### Stated task
Write out the complete material exactly as it stands.

### Provided data
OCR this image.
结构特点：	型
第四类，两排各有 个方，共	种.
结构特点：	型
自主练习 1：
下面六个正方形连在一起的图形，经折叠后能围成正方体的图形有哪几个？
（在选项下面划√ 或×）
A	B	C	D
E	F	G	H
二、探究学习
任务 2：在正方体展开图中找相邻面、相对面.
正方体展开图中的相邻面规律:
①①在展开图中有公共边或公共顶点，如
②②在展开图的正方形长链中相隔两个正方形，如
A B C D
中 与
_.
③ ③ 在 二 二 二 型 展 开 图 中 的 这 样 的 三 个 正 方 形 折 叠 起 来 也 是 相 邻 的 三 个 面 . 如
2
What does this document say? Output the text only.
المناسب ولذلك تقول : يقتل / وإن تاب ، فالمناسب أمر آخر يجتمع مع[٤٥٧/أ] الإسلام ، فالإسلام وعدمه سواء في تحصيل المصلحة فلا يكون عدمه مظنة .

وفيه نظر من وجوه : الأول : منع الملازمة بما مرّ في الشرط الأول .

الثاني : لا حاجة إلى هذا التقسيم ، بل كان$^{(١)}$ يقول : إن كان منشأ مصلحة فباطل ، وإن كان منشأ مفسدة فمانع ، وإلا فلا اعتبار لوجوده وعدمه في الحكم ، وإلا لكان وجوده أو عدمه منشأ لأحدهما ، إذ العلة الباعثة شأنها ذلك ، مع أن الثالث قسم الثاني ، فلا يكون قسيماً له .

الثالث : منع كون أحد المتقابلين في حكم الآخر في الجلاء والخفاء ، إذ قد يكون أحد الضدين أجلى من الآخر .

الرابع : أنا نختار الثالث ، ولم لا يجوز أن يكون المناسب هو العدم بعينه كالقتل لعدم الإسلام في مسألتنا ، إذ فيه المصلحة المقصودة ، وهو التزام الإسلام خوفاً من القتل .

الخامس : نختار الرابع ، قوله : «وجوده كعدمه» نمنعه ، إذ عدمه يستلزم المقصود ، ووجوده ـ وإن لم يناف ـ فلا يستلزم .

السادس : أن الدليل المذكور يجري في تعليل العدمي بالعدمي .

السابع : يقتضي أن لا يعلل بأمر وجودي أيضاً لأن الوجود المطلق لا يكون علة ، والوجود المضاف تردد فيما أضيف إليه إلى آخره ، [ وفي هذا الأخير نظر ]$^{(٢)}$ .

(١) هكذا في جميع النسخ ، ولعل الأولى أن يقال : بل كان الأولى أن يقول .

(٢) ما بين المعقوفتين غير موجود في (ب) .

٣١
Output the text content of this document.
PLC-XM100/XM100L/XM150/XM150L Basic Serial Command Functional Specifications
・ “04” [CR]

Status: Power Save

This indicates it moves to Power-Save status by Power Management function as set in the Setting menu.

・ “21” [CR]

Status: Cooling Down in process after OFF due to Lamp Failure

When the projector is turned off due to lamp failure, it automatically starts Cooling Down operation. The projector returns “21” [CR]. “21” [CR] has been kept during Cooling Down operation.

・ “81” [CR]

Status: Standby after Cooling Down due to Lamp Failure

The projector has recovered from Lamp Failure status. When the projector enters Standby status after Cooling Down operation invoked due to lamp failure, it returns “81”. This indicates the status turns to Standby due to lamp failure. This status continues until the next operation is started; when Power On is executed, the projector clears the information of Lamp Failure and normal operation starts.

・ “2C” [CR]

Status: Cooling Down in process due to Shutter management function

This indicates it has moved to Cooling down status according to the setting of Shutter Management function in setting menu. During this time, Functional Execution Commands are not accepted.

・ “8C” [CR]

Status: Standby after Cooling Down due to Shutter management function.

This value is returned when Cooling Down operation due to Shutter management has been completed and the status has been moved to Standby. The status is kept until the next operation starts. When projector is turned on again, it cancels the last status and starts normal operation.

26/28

### Result of this task
OCR this image.
结构特点：	型
第四类，两排各有 个方，共	种.
结构特点：	型
自主练习 1：
下面六个正方形连在一起的图形，经折叠后能围成正方体的图形有哪几个？
（在选项下面划√ 或×）
A	B	C	D
E	F	G	H
二、探究学习
任务 2：在正方体展开图中找相邻面、相对面.
正方体展开图中的相邻面规律:
①①在展开图中有公共边或公共顶点，如
②②在展开图的正方形长链中相隔两个正方形，如
A B C D
中 与
_.
③ ③ 在 二 二 二 型 展 开 图 中 的 这 样 的 三 个 正 方 形 折 叠 起 来 也 是 相 邻 的 三 个 面 . 如
2
What does this document say? Output the text only.
المناسب ولذلك تقول : يقتل / وإن تاب ، فالمناسب أمر آخر يجتمع مع[٤٥٧/أ] الإسلام ، فالإسلام وعدمه سواء في تحصيل المصلحة فلا يكون عدمه مظنة .

وفيه نظر من وجوه : الأول : منع الملازمة بما مرّ في الشرط الأول .

الثاني : لا حاجة إلى هذا التقسيم ، بل كان$^{(١)}$ يقول : إن كان منشأ مصلحة فباطل ، وإن كان منشأ مفسدة فمانع ، وإلا فلا اعتبار لوجوده وعدمه في الحكم ، وإلا لكان وجوده أو عدمه منشأ لأحدهما ، إذ العلة الباعثة شأنها ذلك ، مع أن الثالث قسم الثاني ، فلا يكون قسيماً له .

الثالث : منع كون أحد المتقابلين في حكم الآخر في الجلاء والخفاء ، إذ قد يكون أحد الضدين أجلى من الآخر .

الرابع : أنا نختار الثالث ، ولم لا يجوز أن يكون المناسب هو العدم بعينه كالقتل لعدم الإسلام في مسألتنا ، إذ فيه المصلحة المقصودة ، وهو التزام الإسلام خوفاً من القتل .

الخامس : نختار الرابع ، قوله : «وجوده كعدمه» نمنعه ، إذ عدمه يستلزم المقصود ، ووجوده ـ وإن لم يناف ـ فلا يستلزم .

السادس : أن الدليل المذكور يجري في تعليل العدمي بالعدمي .

السابع : يقتضي أن لا يعلل بأمر وجودي أيضاً لأن الوجود المطلق لا يكون علة ، والوجود المضاف تردد فيما أضيف إليه إلى آخره ، [ وفي هذا الأخير نظر ]$^{(٢)}$ .

(١) هكذا في جميع النسخ ، ولعل الأولى أن يقال : بل كان الأولى أن يقول .

(٢) ما بين المعقوفتين غير موجود في (ب) .

٣١
Output the text content of this document.
PLC-XM100/XM100L/XM150/XM150L Basic Serial Command Functional Specifications
・ “04” [CR]

Status: Power Save

This indicates it moves to Power-Save status by Power Management function as set in the Setting menu.

・ “21” [CR]

Status: Cooling Down in process after OFF due to Lamp Failure

When the projector is turned off due to lamp failure, it automatically starts Cooling Down operation. The projector returns “21” [CR]. “21” [CR] has been kept during Cooling Down operation.

・ “81” [CR]

Status: Standby after Cooling Down due to Lamp Failure

The projector has recovered from Lamp Failure status. When the projector enters Standby status after Cooling Down operation invoked due to lamp failure, it returns “81”. This indicates the status turns to Standby due to lamp failure. This status continues until the next operation is started; when Power On is executed, the projector clears the information of Lamp Failure and normal operation starts.

・ “2C” [CR]

Status: Cooling Down in process due to Shutter management function

This indicates it has moved to Cooling down status according to the setting of Shutter Management function in setting menu. During this time, Functional Execution Commands are not accepted.

・ “8C” [CR]

Status: Standby after Cooling Down due to Shutter management function.

This value is returned when Cooling Down operation due to Shutter management has been completed and the status has been moved to Standby. The status is kept until the next operation starts. When projector is turned on again, it cancels the last status and starts normal operation.

26/28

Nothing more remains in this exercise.